## begin

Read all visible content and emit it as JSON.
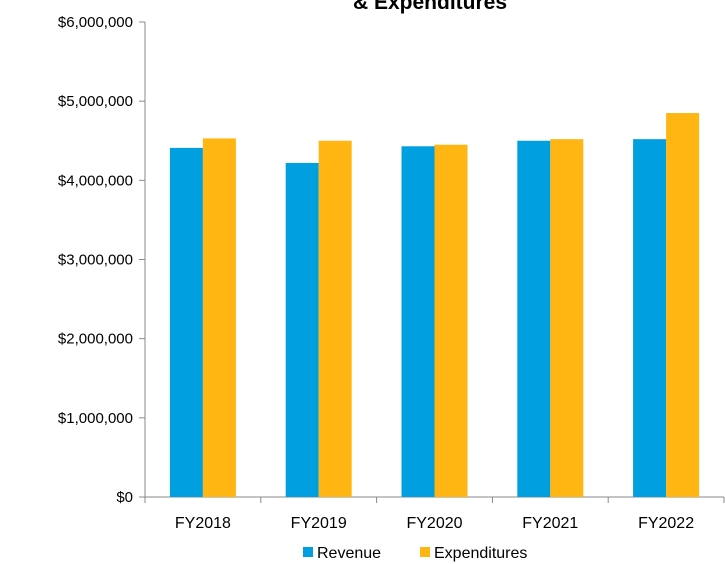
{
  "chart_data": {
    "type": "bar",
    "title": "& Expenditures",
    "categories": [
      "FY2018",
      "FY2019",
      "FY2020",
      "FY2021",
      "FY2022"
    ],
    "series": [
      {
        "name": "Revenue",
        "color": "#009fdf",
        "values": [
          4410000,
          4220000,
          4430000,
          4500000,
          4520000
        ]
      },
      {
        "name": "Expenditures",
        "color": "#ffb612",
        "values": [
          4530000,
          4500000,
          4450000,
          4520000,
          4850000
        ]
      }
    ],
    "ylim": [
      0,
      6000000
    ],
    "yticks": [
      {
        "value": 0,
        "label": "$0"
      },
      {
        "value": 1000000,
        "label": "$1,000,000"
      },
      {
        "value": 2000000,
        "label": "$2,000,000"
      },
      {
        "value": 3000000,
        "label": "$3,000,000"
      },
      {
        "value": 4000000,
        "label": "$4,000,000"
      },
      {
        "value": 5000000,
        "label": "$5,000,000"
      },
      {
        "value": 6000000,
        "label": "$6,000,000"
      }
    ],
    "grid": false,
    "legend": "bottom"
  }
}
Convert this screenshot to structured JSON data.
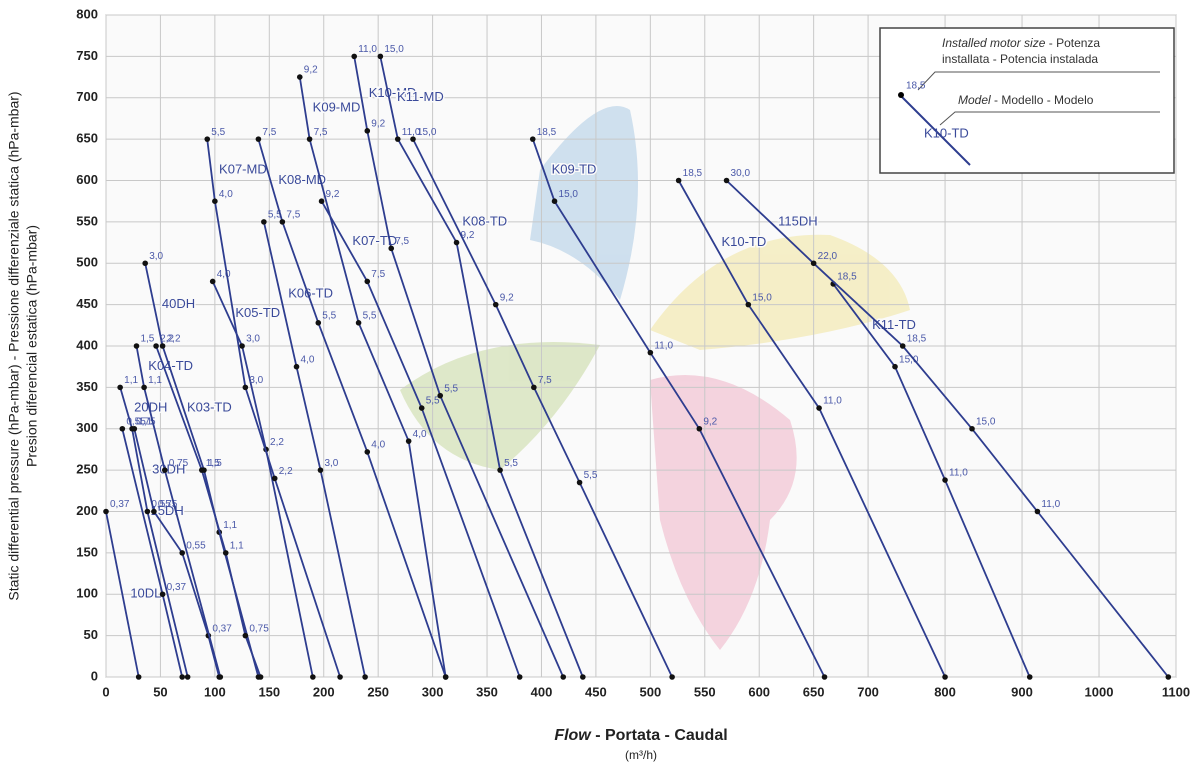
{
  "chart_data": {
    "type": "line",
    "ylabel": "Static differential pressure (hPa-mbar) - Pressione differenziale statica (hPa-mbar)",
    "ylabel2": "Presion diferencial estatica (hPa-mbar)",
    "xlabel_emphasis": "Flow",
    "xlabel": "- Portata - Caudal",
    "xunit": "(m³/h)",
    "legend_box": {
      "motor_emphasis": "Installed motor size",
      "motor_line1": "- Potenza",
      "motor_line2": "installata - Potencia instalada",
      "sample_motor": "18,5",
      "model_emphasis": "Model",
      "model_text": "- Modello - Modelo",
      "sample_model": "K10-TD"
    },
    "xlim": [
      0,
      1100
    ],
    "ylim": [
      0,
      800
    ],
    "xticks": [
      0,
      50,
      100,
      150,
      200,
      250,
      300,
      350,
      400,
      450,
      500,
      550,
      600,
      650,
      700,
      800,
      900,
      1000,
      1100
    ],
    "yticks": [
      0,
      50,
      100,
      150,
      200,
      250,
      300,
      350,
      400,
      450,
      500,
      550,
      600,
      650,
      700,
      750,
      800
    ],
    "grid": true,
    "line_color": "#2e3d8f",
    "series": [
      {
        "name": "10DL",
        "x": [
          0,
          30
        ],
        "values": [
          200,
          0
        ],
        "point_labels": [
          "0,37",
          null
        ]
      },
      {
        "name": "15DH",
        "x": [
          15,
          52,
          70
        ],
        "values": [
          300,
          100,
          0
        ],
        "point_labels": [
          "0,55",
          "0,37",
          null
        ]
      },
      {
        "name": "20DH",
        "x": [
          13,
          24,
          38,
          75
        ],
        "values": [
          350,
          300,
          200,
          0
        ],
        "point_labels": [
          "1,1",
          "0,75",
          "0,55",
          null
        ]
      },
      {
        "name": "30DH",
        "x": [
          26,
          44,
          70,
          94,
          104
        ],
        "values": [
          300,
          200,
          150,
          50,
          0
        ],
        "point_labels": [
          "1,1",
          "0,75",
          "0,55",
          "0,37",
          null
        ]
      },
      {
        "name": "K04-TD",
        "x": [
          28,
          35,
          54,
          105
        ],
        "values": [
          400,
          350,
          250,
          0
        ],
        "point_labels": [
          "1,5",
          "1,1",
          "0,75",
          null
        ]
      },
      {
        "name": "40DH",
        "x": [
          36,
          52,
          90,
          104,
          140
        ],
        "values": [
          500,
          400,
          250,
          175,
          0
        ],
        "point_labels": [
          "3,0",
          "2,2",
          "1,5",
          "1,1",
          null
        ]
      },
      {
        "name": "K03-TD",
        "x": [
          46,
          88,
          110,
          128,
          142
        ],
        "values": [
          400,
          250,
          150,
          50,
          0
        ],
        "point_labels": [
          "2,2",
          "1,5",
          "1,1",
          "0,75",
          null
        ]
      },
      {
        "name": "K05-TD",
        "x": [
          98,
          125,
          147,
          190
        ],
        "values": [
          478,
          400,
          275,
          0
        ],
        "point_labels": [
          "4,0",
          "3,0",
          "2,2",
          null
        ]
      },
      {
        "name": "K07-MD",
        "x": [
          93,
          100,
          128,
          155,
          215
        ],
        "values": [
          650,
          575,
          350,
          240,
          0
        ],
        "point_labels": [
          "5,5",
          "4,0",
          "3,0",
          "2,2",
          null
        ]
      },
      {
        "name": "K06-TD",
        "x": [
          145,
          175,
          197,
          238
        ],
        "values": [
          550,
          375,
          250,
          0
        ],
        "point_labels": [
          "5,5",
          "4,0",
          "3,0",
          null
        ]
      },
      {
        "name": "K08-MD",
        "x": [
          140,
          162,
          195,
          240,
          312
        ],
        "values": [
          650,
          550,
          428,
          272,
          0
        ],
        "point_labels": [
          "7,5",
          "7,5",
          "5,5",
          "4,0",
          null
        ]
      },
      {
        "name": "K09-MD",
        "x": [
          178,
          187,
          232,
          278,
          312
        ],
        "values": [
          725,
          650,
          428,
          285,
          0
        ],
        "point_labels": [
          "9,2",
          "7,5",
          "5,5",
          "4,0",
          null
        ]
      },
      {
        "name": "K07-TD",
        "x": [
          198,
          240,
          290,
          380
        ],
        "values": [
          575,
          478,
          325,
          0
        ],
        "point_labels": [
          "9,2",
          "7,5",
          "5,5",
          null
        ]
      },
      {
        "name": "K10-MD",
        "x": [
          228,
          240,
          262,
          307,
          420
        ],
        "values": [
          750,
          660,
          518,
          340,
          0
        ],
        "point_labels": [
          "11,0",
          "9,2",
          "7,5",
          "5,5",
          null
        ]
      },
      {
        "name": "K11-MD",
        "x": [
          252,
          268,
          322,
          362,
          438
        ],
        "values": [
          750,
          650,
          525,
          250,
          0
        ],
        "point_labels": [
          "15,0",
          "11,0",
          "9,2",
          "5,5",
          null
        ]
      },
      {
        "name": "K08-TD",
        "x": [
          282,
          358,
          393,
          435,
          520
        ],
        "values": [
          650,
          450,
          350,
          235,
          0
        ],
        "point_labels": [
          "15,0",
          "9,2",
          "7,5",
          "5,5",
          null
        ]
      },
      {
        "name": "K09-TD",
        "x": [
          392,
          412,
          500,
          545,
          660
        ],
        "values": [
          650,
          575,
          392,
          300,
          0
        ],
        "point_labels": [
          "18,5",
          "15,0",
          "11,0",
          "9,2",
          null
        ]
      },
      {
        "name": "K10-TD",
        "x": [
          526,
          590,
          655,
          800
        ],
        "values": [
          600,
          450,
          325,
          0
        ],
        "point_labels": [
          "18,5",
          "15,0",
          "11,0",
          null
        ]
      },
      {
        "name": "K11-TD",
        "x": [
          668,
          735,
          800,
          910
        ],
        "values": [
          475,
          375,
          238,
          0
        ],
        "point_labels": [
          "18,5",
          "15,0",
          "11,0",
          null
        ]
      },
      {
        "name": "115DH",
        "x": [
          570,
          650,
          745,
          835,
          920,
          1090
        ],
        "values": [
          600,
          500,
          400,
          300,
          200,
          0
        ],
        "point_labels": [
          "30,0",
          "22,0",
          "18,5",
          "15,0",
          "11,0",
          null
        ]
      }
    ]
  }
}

## end
## begin

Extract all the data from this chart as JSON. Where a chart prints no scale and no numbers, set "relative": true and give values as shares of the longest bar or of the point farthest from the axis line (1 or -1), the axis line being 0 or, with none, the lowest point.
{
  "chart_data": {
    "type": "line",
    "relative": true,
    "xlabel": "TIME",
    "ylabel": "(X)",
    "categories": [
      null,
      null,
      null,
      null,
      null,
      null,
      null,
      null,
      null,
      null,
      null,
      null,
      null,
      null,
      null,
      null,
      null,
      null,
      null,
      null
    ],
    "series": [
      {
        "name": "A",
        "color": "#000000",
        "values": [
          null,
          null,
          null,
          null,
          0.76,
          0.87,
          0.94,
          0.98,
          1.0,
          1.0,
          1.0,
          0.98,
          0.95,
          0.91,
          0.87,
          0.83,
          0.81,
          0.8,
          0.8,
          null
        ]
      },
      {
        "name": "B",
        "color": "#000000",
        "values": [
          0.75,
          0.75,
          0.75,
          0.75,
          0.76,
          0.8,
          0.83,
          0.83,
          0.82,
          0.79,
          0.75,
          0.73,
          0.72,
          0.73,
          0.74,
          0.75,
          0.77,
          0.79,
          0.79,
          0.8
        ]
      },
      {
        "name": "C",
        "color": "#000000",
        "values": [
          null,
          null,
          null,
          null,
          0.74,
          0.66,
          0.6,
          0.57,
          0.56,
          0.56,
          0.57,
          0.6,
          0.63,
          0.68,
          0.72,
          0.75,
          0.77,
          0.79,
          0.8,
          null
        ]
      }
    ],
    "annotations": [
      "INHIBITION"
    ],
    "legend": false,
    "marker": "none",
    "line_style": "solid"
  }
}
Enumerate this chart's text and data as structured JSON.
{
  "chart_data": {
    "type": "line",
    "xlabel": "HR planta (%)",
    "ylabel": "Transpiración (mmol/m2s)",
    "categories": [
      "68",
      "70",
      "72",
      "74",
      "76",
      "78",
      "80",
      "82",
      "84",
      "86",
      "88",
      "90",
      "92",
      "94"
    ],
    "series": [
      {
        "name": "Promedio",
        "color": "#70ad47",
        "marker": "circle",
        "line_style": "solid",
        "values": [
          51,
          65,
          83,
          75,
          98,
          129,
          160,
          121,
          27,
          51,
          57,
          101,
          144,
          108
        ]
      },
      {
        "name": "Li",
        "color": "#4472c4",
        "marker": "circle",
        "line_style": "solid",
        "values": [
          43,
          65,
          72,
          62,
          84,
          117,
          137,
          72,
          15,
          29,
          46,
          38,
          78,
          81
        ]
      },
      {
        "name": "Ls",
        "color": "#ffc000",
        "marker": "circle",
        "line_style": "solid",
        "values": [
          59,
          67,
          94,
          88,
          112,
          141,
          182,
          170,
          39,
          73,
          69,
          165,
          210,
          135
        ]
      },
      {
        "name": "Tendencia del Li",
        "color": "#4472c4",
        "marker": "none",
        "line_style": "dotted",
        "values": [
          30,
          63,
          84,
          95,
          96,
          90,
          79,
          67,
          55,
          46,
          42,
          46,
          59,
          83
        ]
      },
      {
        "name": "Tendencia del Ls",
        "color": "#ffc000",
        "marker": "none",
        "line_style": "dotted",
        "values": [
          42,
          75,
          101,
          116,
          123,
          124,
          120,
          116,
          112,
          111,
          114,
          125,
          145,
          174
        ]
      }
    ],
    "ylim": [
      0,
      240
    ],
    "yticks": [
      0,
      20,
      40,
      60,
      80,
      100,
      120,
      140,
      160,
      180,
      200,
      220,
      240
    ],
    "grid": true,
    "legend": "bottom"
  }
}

## end
## begin

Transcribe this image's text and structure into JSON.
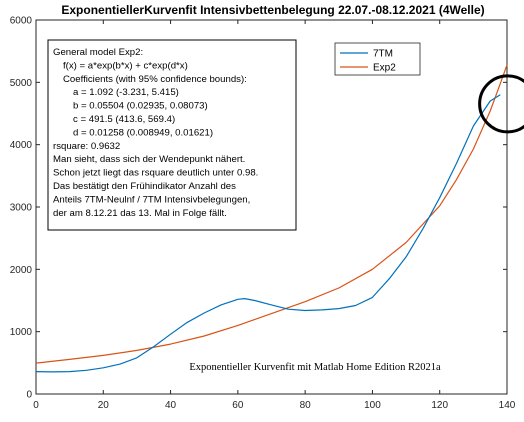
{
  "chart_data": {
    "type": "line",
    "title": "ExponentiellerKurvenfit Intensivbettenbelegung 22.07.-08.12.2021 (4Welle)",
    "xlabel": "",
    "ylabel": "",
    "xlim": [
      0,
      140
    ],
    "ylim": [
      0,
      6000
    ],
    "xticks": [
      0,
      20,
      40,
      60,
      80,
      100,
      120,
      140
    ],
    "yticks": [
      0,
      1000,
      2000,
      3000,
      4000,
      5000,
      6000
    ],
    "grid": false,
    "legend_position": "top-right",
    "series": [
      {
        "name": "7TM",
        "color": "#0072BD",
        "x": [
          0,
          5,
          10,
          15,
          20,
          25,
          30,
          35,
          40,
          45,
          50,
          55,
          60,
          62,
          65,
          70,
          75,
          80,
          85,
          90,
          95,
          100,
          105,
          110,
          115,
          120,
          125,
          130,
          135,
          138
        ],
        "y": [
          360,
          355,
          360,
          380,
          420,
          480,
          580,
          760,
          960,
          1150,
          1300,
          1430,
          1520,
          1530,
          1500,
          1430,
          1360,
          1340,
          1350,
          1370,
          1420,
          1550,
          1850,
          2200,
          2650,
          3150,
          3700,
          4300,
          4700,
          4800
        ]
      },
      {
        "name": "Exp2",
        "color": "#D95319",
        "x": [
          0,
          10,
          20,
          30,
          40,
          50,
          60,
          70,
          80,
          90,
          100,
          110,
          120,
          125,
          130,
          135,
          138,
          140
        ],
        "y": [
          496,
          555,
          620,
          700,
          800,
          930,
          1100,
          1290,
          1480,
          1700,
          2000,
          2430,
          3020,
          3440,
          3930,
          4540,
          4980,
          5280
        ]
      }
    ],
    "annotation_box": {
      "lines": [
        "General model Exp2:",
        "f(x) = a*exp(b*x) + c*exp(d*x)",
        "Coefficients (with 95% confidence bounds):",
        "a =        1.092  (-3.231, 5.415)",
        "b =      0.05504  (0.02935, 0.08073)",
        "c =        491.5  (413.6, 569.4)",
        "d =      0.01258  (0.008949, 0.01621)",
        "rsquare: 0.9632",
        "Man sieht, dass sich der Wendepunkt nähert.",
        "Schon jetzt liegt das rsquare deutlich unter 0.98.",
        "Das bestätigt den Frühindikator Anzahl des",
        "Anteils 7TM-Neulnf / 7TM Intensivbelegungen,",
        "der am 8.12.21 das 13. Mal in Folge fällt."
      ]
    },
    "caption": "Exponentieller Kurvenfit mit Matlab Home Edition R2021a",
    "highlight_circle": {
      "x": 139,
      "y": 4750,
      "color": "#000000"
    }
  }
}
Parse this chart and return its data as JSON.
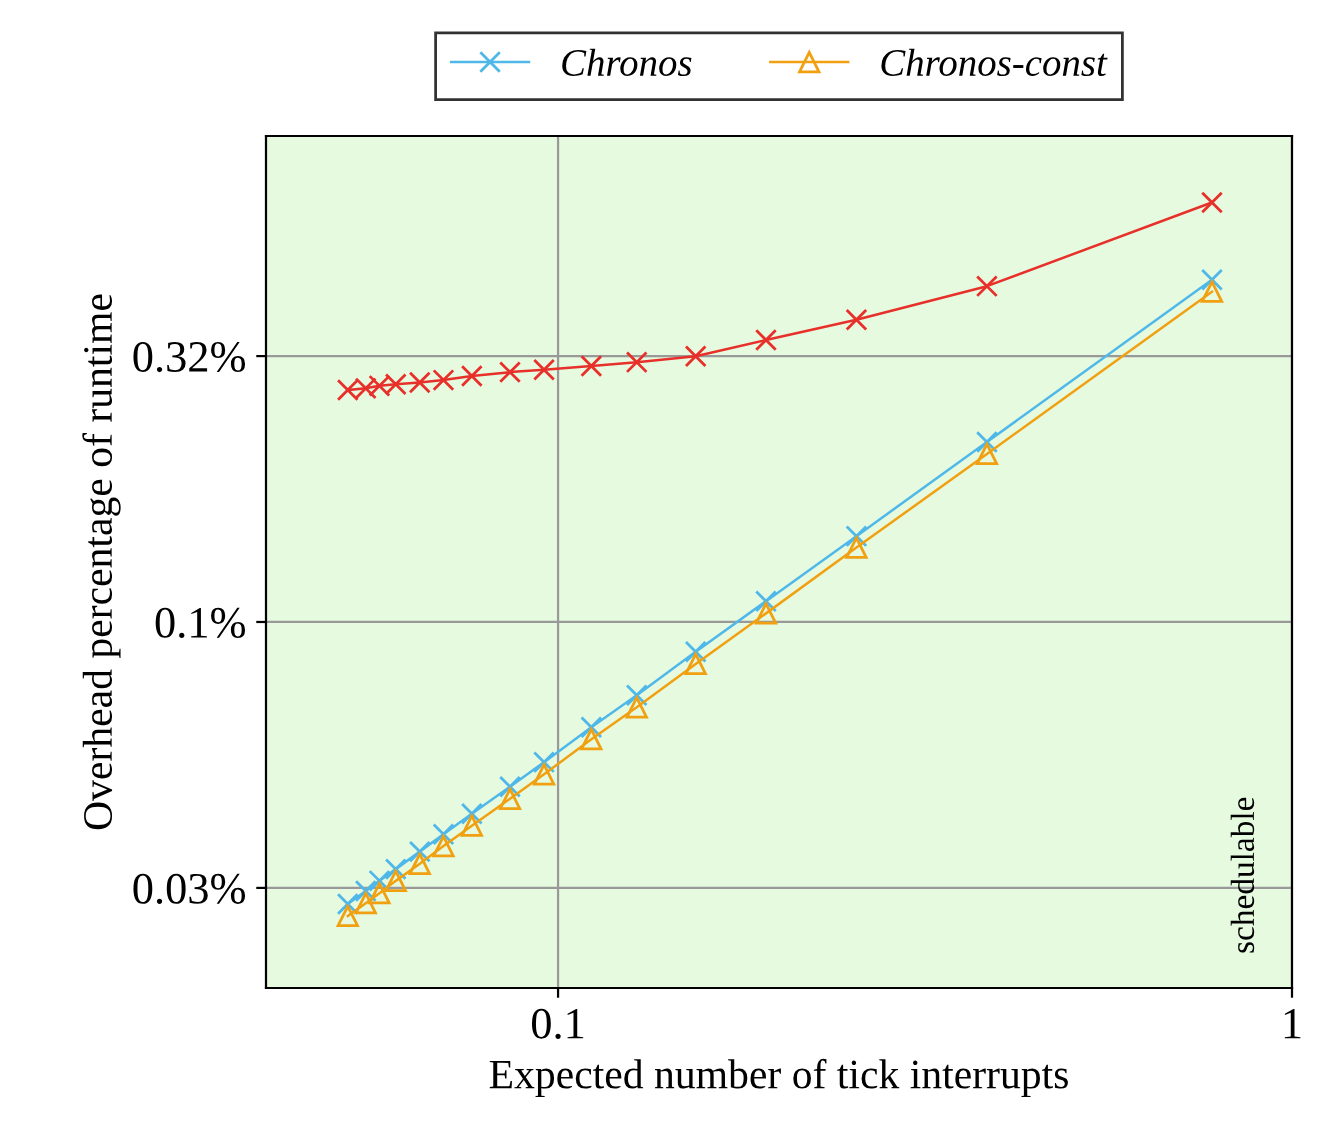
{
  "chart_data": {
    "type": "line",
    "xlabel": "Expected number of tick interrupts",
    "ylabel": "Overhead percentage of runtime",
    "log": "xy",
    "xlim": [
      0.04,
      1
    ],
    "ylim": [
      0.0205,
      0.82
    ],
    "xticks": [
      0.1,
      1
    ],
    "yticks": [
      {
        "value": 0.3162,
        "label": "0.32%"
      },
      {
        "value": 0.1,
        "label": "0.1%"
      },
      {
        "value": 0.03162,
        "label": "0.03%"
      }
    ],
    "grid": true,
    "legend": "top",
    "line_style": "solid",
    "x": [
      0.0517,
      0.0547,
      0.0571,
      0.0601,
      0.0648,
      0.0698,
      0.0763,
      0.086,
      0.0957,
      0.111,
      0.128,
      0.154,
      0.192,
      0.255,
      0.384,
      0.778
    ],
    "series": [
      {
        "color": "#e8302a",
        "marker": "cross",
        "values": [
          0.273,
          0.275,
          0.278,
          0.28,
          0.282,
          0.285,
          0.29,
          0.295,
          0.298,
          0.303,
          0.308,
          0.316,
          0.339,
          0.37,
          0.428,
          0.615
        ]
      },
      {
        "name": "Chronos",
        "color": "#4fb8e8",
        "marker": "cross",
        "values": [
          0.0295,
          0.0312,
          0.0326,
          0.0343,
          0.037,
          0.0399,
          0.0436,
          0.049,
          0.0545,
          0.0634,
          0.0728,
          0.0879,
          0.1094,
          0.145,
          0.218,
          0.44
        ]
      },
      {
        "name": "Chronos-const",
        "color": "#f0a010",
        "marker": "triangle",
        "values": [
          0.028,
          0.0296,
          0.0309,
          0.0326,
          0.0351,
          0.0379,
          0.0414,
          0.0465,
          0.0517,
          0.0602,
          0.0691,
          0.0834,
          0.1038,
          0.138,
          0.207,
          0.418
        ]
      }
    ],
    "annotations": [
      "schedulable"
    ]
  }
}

## end

Ascertain the number of lines in the entries that include the word "Tendencia", and report only that number.

**Response to this exercise**: 2